■ **Given instruction**: Copy out the records in full, word for word, without pictures.

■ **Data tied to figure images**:
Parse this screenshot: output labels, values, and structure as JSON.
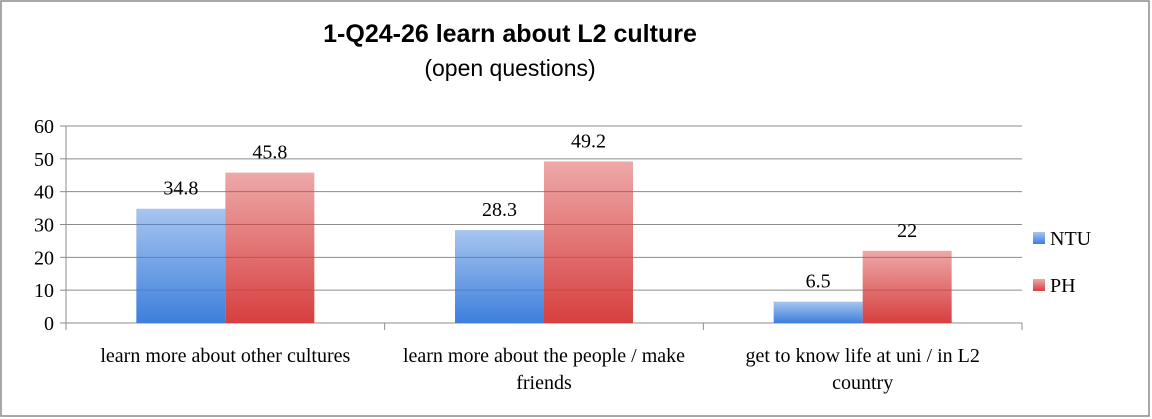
{
  "chart_data": {
    "type": "bar",
    "title": "1-Q24-26 learn about L2 culture",
    "subtitle": "(open questions)",
    "categories": [
      "learn more about other cultures",
      "learn more about the people / make friends",
      "get to know life at uni / in L2 country"
    ],
    "series": [
      {
        "name": "NTU",
        "color": "#3d7fdc",
        "values": [
          34.8,
          28.3,
          6.5
        ]
      },
      {
        "name": "PH",
        "color": "#d73f3f",
        "values": [
          45.8,
          49.2,
          22
        ]
      }
    ],
    "ylim": [
      0,
      60
    ],
    "yticks": [
      0,
      10,
      20,
      30,
      40,
      50,
      60
    ],
    "grid": true,
    "legend": "right"
  }
}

■ **Exercise output**:
Parse this screenshot: output labels, values, and structure as JSON.
{
  "chart_data": {
    "type": "bar",
    "title": "1-Q24-26 learn about L2 culture",
    "subtitle": "(open questions)",
    "categories": [
      "learn more about other cultures",
      "learn more about the people / make friends",
      "get to know life at uni / in L2 country"
    ],
    "series": [
      {
        "name": "NTU",
        "color": "#3d7fdc",
        "values": [
          34.8,
          28.3,
          6.5
        ]
      },
      {
        "name": "PH",
        "color": "#d73f3f",
        "values": [
          45.8,
          49.2,
          22
        ]
      }
    ],
    "ylim": [
      0,
      60
    ],
    "yticks": [
      0,
      10,
      20,
      30,
      40,
      50,
      60
    ],
    "grid": true,
    "legend": "right"
  }
}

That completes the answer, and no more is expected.